**Data excerpts:**
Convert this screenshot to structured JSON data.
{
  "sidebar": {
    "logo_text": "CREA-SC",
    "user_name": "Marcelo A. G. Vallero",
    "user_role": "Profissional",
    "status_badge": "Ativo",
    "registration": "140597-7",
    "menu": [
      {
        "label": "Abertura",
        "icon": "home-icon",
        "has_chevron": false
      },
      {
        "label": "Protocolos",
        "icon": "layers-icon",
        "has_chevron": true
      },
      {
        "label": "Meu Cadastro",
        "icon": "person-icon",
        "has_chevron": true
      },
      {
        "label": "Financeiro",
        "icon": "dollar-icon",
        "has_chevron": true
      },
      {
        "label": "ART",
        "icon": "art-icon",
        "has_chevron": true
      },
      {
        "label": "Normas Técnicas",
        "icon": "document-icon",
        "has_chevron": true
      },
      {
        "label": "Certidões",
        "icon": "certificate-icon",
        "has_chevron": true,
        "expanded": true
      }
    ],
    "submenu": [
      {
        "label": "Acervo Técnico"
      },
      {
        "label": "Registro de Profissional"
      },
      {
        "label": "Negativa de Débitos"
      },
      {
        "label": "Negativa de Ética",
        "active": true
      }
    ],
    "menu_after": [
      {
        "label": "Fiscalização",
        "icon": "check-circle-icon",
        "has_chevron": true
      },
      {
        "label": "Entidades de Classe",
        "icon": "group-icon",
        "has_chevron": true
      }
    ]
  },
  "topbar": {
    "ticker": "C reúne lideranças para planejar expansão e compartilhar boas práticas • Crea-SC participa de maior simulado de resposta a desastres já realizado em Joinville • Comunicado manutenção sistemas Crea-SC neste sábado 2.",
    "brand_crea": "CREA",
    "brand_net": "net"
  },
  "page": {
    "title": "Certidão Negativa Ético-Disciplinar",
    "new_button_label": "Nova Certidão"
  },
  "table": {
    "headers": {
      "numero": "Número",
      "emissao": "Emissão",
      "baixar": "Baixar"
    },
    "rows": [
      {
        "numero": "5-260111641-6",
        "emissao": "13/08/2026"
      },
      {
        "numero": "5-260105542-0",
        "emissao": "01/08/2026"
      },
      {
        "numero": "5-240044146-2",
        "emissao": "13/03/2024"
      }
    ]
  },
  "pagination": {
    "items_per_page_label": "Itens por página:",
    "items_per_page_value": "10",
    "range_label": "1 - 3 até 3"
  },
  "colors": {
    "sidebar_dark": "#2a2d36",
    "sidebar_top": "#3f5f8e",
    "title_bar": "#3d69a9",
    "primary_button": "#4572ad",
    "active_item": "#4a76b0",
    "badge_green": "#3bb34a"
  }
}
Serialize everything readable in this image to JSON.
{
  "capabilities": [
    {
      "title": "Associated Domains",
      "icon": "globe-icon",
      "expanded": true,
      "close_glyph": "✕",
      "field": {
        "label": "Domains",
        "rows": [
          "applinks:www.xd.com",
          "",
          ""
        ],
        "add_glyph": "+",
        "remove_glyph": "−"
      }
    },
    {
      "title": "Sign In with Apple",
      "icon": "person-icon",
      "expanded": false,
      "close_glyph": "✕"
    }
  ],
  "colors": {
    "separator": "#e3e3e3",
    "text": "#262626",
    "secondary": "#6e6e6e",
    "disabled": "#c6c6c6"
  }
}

**THE REQUEST:**
State the number of lines in the preceding entries that include the word "emissao". Provide nothing else.

**FINAL RESULT:**
4